TASK STATEMENT:
Search the data for the string "PERPETUAL" and gather each line it is in.
■ ■ ■ ■ ■
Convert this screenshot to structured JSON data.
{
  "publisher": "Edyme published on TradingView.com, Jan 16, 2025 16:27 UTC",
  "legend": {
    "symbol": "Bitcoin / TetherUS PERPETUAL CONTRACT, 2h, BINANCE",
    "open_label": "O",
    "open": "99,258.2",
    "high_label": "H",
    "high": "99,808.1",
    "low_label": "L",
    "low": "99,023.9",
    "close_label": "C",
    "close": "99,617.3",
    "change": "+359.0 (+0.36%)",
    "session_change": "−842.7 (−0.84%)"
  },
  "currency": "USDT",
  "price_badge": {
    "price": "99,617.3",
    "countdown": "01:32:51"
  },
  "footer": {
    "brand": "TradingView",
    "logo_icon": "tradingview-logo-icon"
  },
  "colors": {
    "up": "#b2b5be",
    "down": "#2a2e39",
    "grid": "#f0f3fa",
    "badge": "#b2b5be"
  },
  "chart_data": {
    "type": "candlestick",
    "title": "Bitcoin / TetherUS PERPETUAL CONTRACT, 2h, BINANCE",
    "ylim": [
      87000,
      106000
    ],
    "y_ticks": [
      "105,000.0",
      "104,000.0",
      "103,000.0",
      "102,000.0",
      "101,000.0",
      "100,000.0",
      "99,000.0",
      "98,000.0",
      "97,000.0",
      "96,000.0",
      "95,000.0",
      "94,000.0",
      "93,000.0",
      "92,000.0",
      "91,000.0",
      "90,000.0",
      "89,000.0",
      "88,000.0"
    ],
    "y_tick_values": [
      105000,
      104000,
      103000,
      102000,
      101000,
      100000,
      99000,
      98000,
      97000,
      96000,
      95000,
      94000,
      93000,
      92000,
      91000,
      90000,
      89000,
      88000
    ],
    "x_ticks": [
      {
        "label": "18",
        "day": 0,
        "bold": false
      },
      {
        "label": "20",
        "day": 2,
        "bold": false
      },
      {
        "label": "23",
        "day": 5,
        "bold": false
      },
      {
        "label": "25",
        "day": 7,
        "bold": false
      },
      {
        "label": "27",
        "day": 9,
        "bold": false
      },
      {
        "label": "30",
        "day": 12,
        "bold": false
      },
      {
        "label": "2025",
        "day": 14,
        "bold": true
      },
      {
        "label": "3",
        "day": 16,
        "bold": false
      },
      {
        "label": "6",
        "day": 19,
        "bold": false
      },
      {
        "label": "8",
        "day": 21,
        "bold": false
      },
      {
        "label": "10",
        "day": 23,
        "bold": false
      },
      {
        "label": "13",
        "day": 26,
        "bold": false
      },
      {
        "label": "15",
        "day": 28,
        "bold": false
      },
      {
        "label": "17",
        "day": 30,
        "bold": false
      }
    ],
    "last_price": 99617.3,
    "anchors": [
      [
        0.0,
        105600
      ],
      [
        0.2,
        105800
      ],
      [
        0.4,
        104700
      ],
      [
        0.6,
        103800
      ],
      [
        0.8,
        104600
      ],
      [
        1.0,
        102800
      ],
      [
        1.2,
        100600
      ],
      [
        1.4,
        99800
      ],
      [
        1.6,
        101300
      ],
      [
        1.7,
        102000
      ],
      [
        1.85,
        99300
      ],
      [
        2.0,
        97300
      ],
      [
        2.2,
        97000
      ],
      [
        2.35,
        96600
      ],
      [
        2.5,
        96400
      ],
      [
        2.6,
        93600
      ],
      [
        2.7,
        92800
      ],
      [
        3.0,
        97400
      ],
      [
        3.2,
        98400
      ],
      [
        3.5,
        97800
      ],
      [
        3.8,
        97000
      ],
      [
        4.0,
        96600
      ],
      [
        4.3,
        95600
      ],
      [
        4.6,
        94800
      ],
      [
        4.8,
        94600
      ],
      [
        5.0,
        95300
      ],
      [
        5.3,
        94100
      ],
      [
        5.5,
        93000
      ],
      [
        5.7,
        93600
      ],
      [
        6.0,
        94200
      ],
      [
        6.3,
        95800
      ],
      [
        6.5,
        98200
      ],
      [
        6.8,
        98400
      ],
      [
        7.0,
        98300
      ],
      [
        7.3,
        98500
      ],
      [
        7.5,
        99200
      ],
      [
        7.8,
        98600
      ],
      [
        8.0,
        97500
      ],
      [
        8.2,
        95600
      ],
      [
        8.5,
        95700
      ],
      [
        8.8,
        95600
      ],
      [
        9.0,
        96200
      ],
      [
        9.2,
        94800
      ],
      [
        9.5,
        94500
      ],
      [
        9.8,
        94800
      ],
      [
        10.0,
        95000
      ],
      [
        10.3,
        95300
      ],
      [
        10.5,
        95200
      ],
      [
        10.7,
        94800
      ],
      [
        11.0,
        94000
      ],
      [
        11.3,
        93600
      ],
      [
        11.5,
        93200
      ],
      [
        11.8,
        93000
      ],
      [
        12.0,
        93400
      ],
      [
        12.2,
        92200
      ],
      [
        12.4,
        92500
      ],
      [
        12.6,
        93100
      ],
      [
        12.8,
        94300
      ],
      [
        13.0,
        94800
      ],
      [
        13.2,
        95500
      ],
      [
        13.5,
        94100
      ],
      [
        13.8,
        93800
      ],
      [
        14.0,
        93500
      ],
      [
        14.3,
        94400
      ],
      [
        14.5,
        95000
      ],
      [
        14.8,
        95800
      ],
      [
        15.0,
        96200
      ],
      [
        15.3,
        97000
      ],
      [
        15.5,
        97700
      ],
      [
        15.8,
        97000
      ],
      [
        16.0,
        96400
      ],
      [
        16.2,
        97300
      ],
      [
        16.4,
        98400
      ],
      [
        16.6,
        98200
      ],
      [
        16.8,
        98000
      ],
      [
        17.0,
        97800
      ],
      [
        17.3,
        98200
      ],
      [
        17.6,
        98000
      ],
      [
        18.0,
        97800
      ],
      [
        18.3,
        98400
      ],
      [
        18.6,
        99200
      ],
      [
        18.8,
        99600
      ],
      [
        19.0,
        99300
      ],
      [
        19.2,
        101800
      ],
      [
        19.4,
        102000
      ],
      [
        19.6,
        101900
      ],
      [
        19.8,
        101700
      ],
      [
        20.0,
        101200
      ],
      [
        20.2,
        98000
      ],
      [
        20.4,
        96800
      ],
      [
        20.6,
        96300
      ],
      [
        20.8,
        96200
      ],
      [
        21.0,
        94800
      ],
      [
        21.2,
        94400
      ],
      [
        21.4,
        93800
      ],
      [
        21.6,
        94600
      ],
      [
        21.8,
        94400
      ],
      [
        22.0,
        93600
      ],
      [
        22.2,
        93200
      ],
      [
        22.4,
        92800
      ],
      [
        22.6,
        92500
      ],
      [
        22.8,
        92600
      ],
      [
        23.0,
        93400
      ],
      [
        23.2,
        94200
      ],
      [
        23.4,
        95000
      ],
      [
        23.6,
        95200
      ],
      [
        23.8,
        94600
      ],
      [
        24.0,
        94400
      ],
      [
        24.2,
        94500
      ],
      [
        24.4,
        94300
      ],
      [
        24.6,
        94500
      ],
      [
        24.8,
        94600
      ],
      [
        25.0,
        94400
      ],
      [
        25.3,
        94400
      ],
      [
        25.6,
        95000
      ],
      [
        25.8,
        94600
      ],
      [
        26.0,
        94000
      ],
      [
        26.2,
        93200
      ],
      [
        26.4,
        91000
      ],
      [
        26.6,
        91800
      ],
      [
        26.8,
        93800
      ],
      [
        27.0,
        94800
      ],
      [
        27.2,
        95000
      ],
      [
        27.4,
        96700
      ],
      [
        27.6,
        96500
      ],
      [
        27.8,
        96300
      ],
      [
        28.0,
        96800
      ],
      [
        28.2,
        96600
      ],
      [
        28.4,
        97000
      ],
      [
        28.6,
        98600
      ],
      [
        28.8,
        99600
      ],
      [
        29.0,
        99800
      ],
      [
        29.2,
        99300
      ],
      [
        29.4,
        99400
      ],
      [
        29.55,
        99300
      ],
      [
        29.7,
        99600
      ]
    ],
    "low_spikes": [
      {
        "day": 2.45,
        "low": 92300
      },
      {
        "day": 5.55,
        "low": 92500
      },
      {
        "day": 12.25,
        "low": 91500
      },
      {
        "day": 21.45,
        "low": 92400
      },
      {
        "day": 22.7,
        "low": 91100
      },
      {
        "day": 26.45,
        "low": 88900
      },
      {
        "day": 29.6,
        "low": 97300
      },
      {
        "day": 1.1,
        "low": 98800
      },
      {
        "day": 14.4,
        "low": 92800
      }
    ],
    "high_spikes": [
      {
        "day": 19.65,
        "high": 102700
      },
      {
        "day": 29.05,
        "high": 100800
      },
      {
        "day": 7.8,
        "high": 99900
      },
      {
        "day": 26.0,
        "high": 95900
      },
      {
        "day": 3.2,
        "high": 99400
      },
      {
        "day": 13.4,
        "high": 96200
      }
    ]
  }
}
■ ■ ■ ■ ■
RESULT:
    "symbol": "Bitcoin / TetherUS PERPETUAL CONTRACT, 2h, BINANCE",
    "title": "Bitcoin / TetherUS PERPETUAL CONTRACT, 2h, BINANCE",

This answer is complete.